### [Task]
Copy down every line where the string "name" shows up.

[Lines of data]
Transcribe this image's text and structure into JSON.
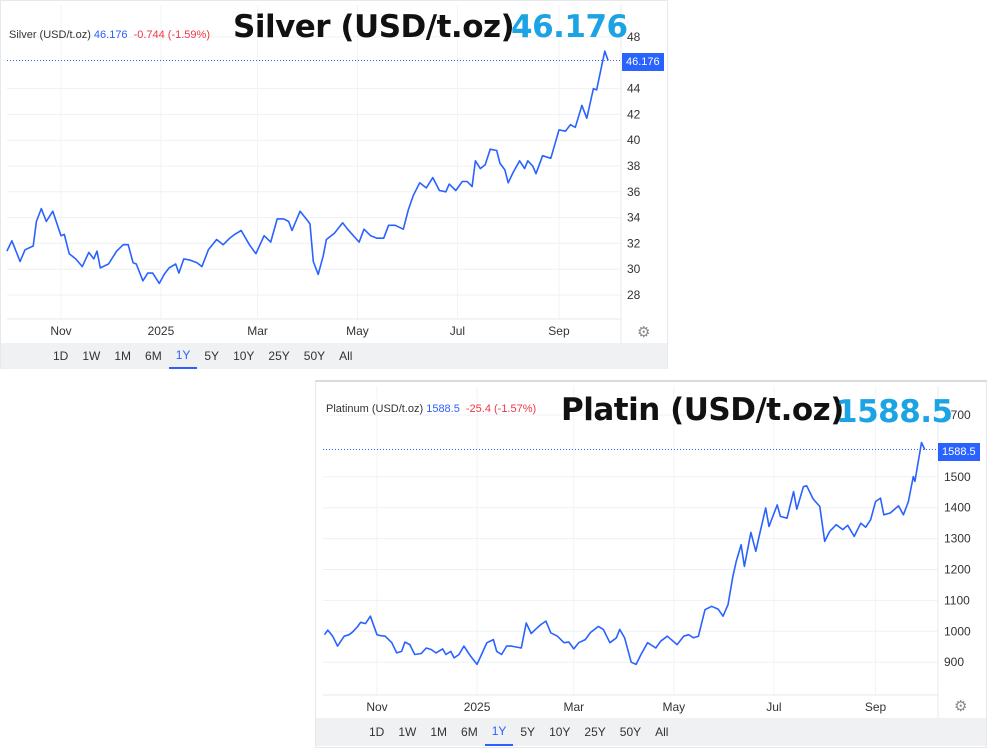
{
  "chart_data": [
    {
      "type": "line",
      "legend": {
        "name": "Silver (USD/t.oz)",
        "price": "46.176",
        "change": "-0.744 (-1.59%)"
      },
      "overlay_title": "Silver (USD/t.oz)",
      "overlay_value": "46.176",
      "last_price_label": "46.176",
      "last_price": 46.176,
      "ylim": [
        26.5,
        49
      ],
      "yticks": [
        "48",
        "44",
        "42",
        "40",
        "38",
        "36",
        "34",
        "32",
        "30",
        "28"
      ],
      "xticks": [
        {
          "label": "Nov",
          "date": "2024-11-01"
        },
        {
          "label": "2025",
          "date": "2025-01-01"
        },
        {
          "label": "Mar",
          "date": "2025-03-01"
        },
        {
          "label": "May",
          "date": "2025-05-01"
        },
        {
          "label": "Jul",
          "date": "2025-07-01"
        },
        {
          "label": "Sep",
          "date": "2025-09-01"
        }
      ],
      "grid": true,
      "line_color": "#2962ff",
      "points": [
        [
          "2024-09-29",
          31.4
        ],
        [
          "2024-10-02",
          32.2
        ],
        [
          "2024-10-07",
          30.6
        ],
        [
          "2024-10-10",
          31.5
        ],
        [
          "2024-10-15",
          31.8
        ],
        [
          "2024-10-17",
          33.7
        ],
        [
          "2024-10-20",
          34.7
        ],
        [
          "2024-10-23",
          33.7
        ],
        [
          "2024-10-27",
          34.5
        ],
        [
          "2024-11-01",
          32.6
        ],
        [
          "2024-11-03",
          32.7
        ],
        [
          "2024-11-06",
          31.2
        ],
        [
          "2024-11-10",
          30.8
        ],
        [
          "2024-11-14",
          30.2
        ],
        [
          "2024-11-18",
          31.3
        ],
        [
          "2024-11-21",
          30.8
        ],
        [
          "2024-11-23",
          31.4
        ],
        [
          "2024-11-25",
          30.1
        ],
        [
          "2024-11-30",
          30.4
        ],
        [
          "2024-12-05",
          31.4
        ],
        [
          "2024-12-09",
          31.9
        ],
        [
          "2024-12-12",
          31.9
        ],
        [
          "2024-12-15",
          30.5
        ],
        [
          "2024-12-17",
          30.4
        ],
        [
          "2024-12-21",
          29.1
        ],
        [
          "2024-12-24",
          29.7
        ],
        [
          "2024-12-27",
          29.7
        ],
        [
          "2024-12-31",
          28.9
        ],
        [
          "2025-01-03",
          29.6
        ],
        [
          "2025-01-06",
          30.1
        ],
        [
          "2025-01-10",
          30.4
        ],
        [
          "2025-01-12",
          29.7
        ],
        [
          "2025-01-15",
          30.8
        ],
        [
          "2025-01-19",
          30.7
        ],
        [
          "2025-01-23",
          30.5
        ],
        [
          "2025-01-26",
          30.2
        ],
        [
          "2025-01-30",
          31.5
        ],
        [
          "2025-02-04",
          32.3
        ],
        [
          "2025-02-08",
          31.9
        ],
        [
          "2025-02-12",
          32.4
        ],
        [
          "2025-02-15",
          32.7
        ],
        [
          "2025-02-19",
          33.0
        ],
        [
          "2025-02-24",
          31.9
        ],
        [
          "2025-02-28",
          31.2
        ],
        [
          "2025-03-05",
          32.6
        ],
        [
          "2025-03-09",
          32.1
        ],
        [
          "2025-03-13",
          33.9
        ],
        [
          "2025-03-17",
          33.9
        ],
        [
          "2025-03-20",
          33.7
        ],
        [
          "2025-03-22",
          33.0
        ],
        [
          "2025-03-27",
          34.5
        ],
        [
          "2025-04-01",
          33.7
        ],
        [
          "2025-04-02",
          33.5
        ],
        [
          "2025-04-04",
          30.6
        ],
        [
          "2025-04-07",
          29.6
        ],
        [
          "2025-04-10",
          31.0
        ],
        [
          "2025-04-12",
          32.3
        ],
        [
          "2025-04-17",
          32.8
        ],
        [
          "2025-04-22",
          33.6
        ],
        [
          "2025-04-25",
          33.1
        ],
        [
          "2025-05-02",
          32.1
        ],
        [
          "2025-05-05",
          33.1
        ],
        [
          "2025-05-09",
          32.6
        ],
        [
          "2025-05-13",
          32.4
        ],
        [
          "2025-05-17",
          32.4
        ],
        [
          "2025-05-20",
          33.4
        ],
        [
          "2025-05-24",
          33.4
        ],
        [
          "2025-05-29",
          33.1
        ],
        [
          "2025-06-01",
          34.6
        ],
        [
          "2025-06-04",
          35.7
        ],
        [
          "2025-06-08",
          36.7
        ],
        [
          "2025-06-12",
          36.3
        ],
        [
          "2025-06-16",
          37.1
        ],
        [
          "2025-06-20",
          36.1
        ],
        [
          "2025-06-24",
          36.0
        ],
        [
          "2025-06-26",
          36.6
        ],
        [
          "2025-06-30",
          36.1
        ],
        [
          "2025-07-04",
          36.8
        ],
        [
          "2025-07-07",
          36.8
        ],
        [
          "2025-07-10",
          36.4
        ],
        [
          "2025-07-12",
          38.4
        ],
        [
          "2025-07-15",
          37.8
        ],
        [
          "2025-07-18",
          38.1
        ],
        [
          "2025-07-21",
          39.3
        ],
        [
          "2025-07-25",
          39.2
        ],
        [
          "2025-07-27",
          38.2
        ],
        [
          "2025-07-30",
          37.7
        ],
        [
          "2025-08-01",
          36.7
        ],
        [
          "2025-08-04",
          37.5
        ],
        [
          "2025-08-08",
          38.4
        ],
        [
          "2025-08-11",
          37.8
        ],
        [
          "2025-08-13",
          38.4
        ],
        [
          "2025-08-16",
          38.0
        ],
        [
          "2025-08-18",
          37.4
        ],
        [
          "2025-08-22",
          38.8
        ],
        [
          "2025-08-27",
          38.6
        ],
        [
          "2025-09-01",
          40.8
        ],
        [
          "2025-09-05",
          40.7
        ],
        [
          "2025-09-08",
          41.2
        ],
        [
          "2025-09-11",
          41.0
        ],
        [
          "2025-09-15",
          42.7
        ],
        [
          "2025-09-18",
          41.7
        ],
        [
          "2025-09-22",
          44.0
        ],
        [
          "2025-09-24",
          43.9
        ],
        [
          "2025-09-29",
          46.9
        ],
        [
          "2025-10-01",
          46.176
        ]
      ]
    },
    {
      "type": "line",
      "legend": {
        "name": "Platinum (USD/t.oz)",
        "price": "1588.5",
        "change": "-25.4 (-1.57%)"
      },
      "overlay_title": "Platin (USD/t.oz)",
      "overlay_value": "1588.5",
      "last_price_label": "1588.5",
      "last_price": 1588.5,
      "ylim": [
        800,
        1720
      ],
      "yticks": [
        "1700",
        "1500",
        "1400",
        "1300",
        "1200",
        "1100",
        "1000",
        "900"
      ],
      "xticks": [
        {
          "label": "Nov",
          "date": "2024-11-01"
        },
        {
          "label": "2025",
          "date": "2025-01-01"
        },
        {
          "label": "Mar",
          "date": "2025-03-01"
        },
        {
          "label": "May",
          "date": "2025-05-01"
        },
        {
          "label": "Jul",
          "date": "2025-07-01"
        },
        {
          "label": "Sep",
          "date": "2025-09-01"
        }
      ],
      "grid": true,
      "line_color": "#2962ff",
      "points": [
        [
          "2024-09-30",
          989
        ],
        [
          "2024-10-02",
          1004
        ],
        [
          "2024-10-05",
          984
        ],
        [
          "2024-10-08",
          952
        ],
        [
          "2024-10-12",
          984
        ],
        [
          "2024-10-15",
          989
        ],
        [
          "2024-10-17",
          997
        ],
        [
          "2024-10-20",
          1014
        ],
        [
          "2024-10-22",
          1029
        ],
        [
          "2024-10-25",
          1025
        ],
        [
          "2024-10-28",
          1049
        ],
        [
          "2024-11-01",
          989
        ],
        [
          "2024-11-03",
          986
        ],
        [
          "2024-11-06",
          984
        ],
        [
          "2024-11-10",
          963
        ],
        [
          "2024-11-13",
          930
        ],
        [
          "2024-11-16",
          935
        ],
        [
          "2024-11-18",
          965
        ],
        [
          "2024-11-21",
          957
        ],
        [
          "2024-11-24",
          925
        ],
        [
          "2024-11-28",
          928
        ],
        [
          "2024-12-01",
          946
        ],
        [
          "2024-12-04",
          941
        ],
        [
          "2024-12-07",
          930
        ],
        [
          "2024-12-11",
          943
        ],
        [
          "2024-12-13",
          925
        ],
        [
          "2024-12-16",
          935
        ],
        [
          "2024-12-18",
          914
        ],
        [
          "2024-12-21",
          925
        ],
        [
          "2024-12-24",
          952
        ],
        [
          "2024-12-28",
          920
        ],
        [
          "2025-01-01",
          893
        ],
        [
          "2025-01-04",
          928
        ],
        [
          "2025-01-07",
          963
        ],
        [
          "2025-01-11",
          973
        ],
        [
          "2025-01-13",
          935
        ],
        [
          "2025-01-16",
          925
        ],
        [
          "2025-01-19",
          952
        ],
        [
          "2025-01-22",
          952
        ],
        [
          "2025-01-28",
          946
        ],
        [
          "2025-01-31",
          1027
        ],
        [
          "2025-02-03",
          993
        ],
        [
          "2025-02-06",
          1008
        ],
        [
          "2025-02-09",
          1022
        ],
        [
          "2025-02-12",
          1033
        ],
        [
          "2025-02-15",
          995
        ],
        [
          "2025-02-19",
          984
        ],
        [
          "2025-02-23",
          963
        ],
        [
          "2025-02-26",
          965
        ],
        [
          "2025-03-01",
          943
        ],
        [
          "2025-03-04",
          963
        ],
        [
          "2025-03-08",
          973
        ],
        [
          "2025-03-11",
          995
        ],
        [
          "2025-03-16",
          1016
        ],
        [
          "2025-03-19",
          1006
        ],
        [
          "2025-03-23",
          963
        ],
        [
          "2025-03-27",
          979
        ],
        [
          "2025-03-29",
          1006
        ],
        [
          "2025-04-01",
          979
        ],
        [
          "2025-04-05",
          900
        ],
        [
          "2025-04-08",
          893
        ],
        [
          "2025-04-11",
          925
        ],
        [
          "2025-04-15",
          963
        ],
        [
          "2025-04-20",
          946
        ],
        [
          "2025-04-23",
          968
        ],
        [
          "2025-04-27",
          984
        ],
        [
          "2025-05-03",
          957
        ],
        [
          "2025-05-07",
          984
        ],
        [
          "2025-05-10",
          989
        ],
        [
          "2025-05-13",
          979
        ],
        [
          "2025-05-16",
          984
        ],
        [
          "2025-05-20",
          1070
        ],
        [
          "2025-05-24",
          1081
        ],
        [
          "2025-05-28",
          1072
        ],
        [
          "2025-05-31",
          1049
        ],
        [
          "2025-06-03",
          1086
        ],
        [
          "2025-06-06",
          1178
        ],
        [
          "2025-06-08",
          1226
        ],
        [
          "2025-06-11",
          1280
        ],
        [
          "2025-06-13",
          1210
        ],
        [
          "2025-06-17",
          1320
        ],
        [
          "2025-06-20",
          1259
        ],
        [
          "2025-06-22",
          1307
        ],
        [
          "2025-06-26",
          1399
        ],
        [
          "2025-06-28",
          1339
        ],
        [
          "2025-07-03",
          1409
        ],
        [
          "2025-07-05",
          1372
        ],
        [
          "2025-07-09",
          1366
        ],
        [
          "2025-07-13",
          1452
        ],
        [
          "2025-07-15",
          1395
        ],
        [
          "2025-07-19",
          1468
        ],
        [
          "2025-07-21",
          1471
        ],
        [
          "2025-07-25",
          1428
        ],
        [
          "2025-07-29",
          1404
        ],
        [
          "2025-08-01",
          1291
        ],
        [
          "2025-08-04",
          1323
        ],
        [
          "2025-08-08",
          1345
        ],
        [
          "2025-08-12",
          1329
        ],
        [
          "2025-08-15",
          1343
        ],
        [
          "2025-08-19",
          1307
        ],
        [
          "2025-08-23",
          1350
        ],
        [
          "2025-08-26",
          1337
        ],
        [
          "2025-08-29",
          1361
        ],
        [
          "2025-09-01",
          1420
        ],
        [
          "2025-09-04",
          1431
        ],
        [
          "2025-09-06",
          1377
        ],
        [
          "2025-09-10",
          1383
        ],
        [
          "2025-09-15",
          1406
        ],
        [
          "2025-09-18",
          1377
        ],
        [
          "2025-09-21",
          1420
        ],
        [
          "2025-09-24",
          1501
        ],
        [
          "2025-09-25",
          1485
        ],
        [
          "2025-09-29",
          1611
        ],
        [
          "2025-10-01",
          1588.5
        ]
      ]
    }
  ],
  "range_buttons": [
    "1D",
    "1W",
    "1M",
    "6M",
    "1Y",
    "5Y",
    "10Y",
    "25Y",
    "50Y",
    "All"
  ],
  "active_range": "1Y",
  "icons": {
    "settings": "gear-icon"
  },
  "colors": {
    "line": "#2962ff",
    "change_negative": "#f23645",
    "overlay_value": "#1ba3e3",
    "price_badge": "#2962ff"
  }
}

### [Result of the exercise]
        "name": "Silver (USD/t.oz)",
        "name": "Platinum (USD/t.oz)",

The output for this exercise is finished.